Exercise objective.
Copy all of the material below exactly.

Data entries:
===============

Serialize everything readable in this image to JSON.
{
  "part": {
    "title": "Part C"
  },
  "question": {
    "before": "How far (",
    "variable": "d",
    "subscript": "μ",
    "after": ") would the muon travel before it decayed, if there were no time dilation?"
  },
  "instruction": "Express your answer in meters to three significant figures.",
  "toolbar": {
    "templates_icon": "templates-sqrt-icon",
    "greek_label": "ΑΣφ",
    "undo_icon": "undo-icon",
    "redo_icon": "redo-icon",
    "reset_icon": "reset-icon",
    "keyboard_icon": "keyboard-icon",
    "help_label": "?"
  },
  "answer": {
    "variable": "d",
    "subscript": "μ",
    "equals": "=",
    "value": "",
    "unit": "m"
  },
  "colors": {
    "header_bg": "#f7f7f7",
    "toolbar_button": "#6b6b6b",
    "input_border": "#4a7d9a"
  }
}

===============

The output.
Serialize everything readable in this image to JSON.
{
  "part": {
    "title": "Part C"
  },
  "question": {
    "before": "How far (",
    "variable": "d",
    "subscript": "μ",
    "after": ") would the muon travel before it decayed, if there were no time dilation?"
  },
  "instruction": "Express your answer in meters to three significant figures.",
  "toolbar": {
    "templates_icon": "templates-sqrt-icon",
    "greek_label": "ΑΣφ",
    "undo_icon": "undo-icon",
    "redo_icon": "redo-icon",
    "reset_icon": "reset-icon",
    "keyboard_icon": "keyboard-icon",
    "help_label": "?"
  },
  "answer": {
    "variable": "d",
    "subscript": "μ",
    "equals": "=",
    "value": "",
    "unit": "m"
  },
  "colors": {
    "header_bg": "#f7f7f7",
    "toolbar_button": "#6b6b6b",
    "input_border": "#4a7d9a"
  }
}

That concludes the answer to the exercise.